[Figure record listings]
[start]
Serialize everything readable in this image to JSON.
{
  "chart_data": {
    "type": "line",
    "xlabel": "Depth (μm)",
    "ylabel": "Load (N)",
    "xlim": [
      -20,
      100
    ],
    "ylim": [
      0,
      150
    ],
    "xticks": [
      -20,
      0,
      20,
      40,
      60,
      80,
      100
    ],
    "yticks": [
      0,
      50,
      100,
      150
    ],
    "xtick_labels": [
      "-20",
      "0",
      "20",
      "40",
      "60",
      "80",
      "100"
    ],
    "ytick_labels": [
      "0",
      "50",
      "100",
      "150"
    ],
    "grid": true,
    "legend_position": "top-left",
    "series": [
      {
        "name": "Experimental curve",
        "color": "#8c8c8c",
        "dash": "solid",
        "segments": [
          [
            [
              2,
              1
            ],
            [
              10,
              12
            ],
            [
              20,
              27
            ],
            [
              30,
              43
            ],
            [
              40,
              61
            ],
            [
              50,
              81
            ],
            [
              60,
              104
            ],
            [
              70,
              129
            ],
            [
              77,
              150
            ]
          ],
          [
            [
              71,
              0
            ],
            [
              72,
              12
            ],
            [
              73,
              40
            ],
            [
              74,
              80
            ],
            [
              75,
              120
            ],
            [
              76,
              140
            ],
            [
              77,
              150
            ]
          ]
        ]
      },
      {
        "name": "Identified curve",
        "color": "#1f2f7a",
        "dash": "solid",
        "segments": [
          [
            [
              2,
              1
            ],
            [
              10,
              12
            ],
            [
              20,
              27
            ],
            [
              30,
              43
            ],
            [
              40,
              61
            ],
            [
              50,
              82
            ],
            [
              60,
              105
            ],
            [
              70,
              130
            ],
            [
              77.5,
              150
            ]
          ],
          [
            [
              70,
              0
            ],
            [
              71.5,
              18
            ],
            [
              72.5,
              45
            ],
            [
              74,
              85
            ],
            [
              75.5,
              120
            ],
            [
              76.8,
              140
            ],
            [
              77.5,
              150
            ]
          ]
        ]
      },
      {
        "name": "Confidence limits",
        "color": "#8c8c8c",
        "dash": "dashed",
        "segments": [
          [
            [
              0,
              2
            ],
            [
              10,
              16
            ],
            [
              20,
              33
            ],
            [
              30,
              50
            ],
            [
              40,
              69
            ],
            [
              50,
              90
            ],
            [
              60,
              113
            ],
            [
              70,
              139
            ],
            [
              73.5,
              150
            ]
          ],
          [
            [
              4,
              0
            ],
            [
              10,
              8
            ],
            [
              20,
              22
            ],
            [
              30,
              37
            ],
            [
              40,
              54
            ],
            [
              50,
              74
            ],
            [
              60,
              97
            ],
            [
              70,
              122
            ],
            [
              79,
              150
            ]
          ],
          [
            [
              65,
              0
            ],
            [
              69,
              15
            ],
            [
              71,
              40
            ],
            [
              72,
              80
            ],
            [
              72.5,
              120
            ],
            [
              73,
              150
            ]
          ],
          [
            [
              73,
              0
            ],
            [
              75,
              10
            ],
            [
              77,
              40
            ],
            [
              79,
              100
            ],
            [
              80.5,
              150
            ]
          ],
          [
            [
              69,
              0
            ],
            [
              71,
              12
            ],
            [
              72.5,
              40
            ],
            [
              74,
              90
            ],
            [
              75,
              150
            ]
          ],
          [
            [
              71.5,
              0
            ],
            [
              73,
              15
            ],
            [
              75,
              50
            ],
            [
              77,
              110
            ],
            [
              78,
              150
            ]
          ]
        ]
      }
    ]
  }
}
[end]
Objective – Please output the entries above, every line exactly as it reads.

Result of this task –
Serialize everything readable in this image to JSON.
{
  "chart_data": {
    "type": "line",
    "xlabel": "Depth (μm)",
    "ylabel": "Load (N)",
    "xlim": [
      -20,
      100
    ],
    "ylim": [
      0,
      150
    ],
    "xticks": [
      -20,
      0,
      20,
      40,
      60,
      80,
      100
    ],
    "yticks": [
      0,
      50,
      100,
      150
    ],
    "xtick_labels": [
      "-20",
      "0",
      "20",
      "40",
      "60",
      "80",
      "100"
    ],
    "ytick_labels": [
      "0",
      "50",
      "100",
      "150"
    ],
    "grid": true,
    "legend_position": "top-left",
    "series": [
      {
        "name": "Experimental curve",
        "color": "#8c8c8c",
        "dash": "solid",
        "segments": [
          [
            [
              2,
              1
            ],
            [
              10,
              12
            ],
            [
              20,
              27
            ],
            [
              30,
              43
            ],
            [
              40,
              61
            ],
            [
              50,
              81
            ],
            [
              60,
              104
            ],
            [
              70,
              129
            ],
            [
              77,
              150
            ]
          ],
          [
            [
              71,
              0
            ],
            [
              72,
              12
            ],
            [
              73,
              40
            ],
            [
              74,
              80
            ],
            [
              75,
              120
            ],
            [
              76,
              140
            ],
            [
              77,
              150
            ]
          ]
        ]
      },
      {
        "name": "Identified curve",
        "color": "#1f2f7a",
        "dash": "solid",
        "segments": [
          [
            [
              2,
              1
            ],
            [
              10,
              12
            ],
            [
              20,
              27
            ],
            [
              30,
              43
            ],
            [
              40,
              61
            ],
            [
              50,
              82
            ],
            [
              60,
              105
            ],
            [
              70,
              130
            ],
            [
              77.5,
              150
            ]
          ],
          [
            [
              70,
              0
            ],
            [
              71.5,
              18
            ],
            [
              72.5,
              45
            ],
            [
              74,
              85
            ],
            [
              75.5,
              120
            ],
            [
              76.8,
              140
            ],
            [
              77.5,
              150
            ]
          ]
        ]
      },
      {
        "name": "Confidence limits",
        "color": "#8c8c8c",
        "dash": "dashed",
        "segments": [
          [
            [
              0,
              2
            ],
            [
              10,
              16
            ],
            [
              20,
              33
            ],
            [
              30,
              50
            ],
            [
              40,
              69
            ],
            [
              50,
              90
            ],
            [
              60,
              113
            ],
            [
              70,
              139
            ],
            [
              73.5,
              150
            ]
          ],
          [
            [
              4,
              0
            ],
            [
              10,
              8
            ],
            [
              20,
              22
            ],
            [
              30,
              37
            ],
            [
              40,
              54
            ],
            [
              50,
              74
            ],
            [
              60,
              97
            ],
            [
              70,
              122
            ],
            [
              79,
              150
            ]
          ],
          [
            [
              65,
              0
            ],
            [
              69,
              15
            ],
            [
              71,
              40
            ],
            [
              72,
              80
            ],
            [
              72.5,
              120
            ],
            [
              73,
              150
            ]
          ],
          [
            [
              73,
              0
            ],
            [
              75,
              10
            ],
            [
              77,
              40
            ],
            [
              79,
              100
            ],
            [
              80.5,
              150
            ]
          ],
          [
            [
              69,
              0
            ],
            [
              71,
              12
            ],
            [
              72.5,
              40
            ],
            [
              74,
              90
            ],
            [
              75,
              150
            ]
          ],
          [
            [
              71.5,
              0
            ],
            [
              73,
              15
            ],
            [
              75,
              50
            ],
            [
              77,
              110
            ],
            [
              78,
              150
            ]
          ]
        ]
      }
    ]
  }
}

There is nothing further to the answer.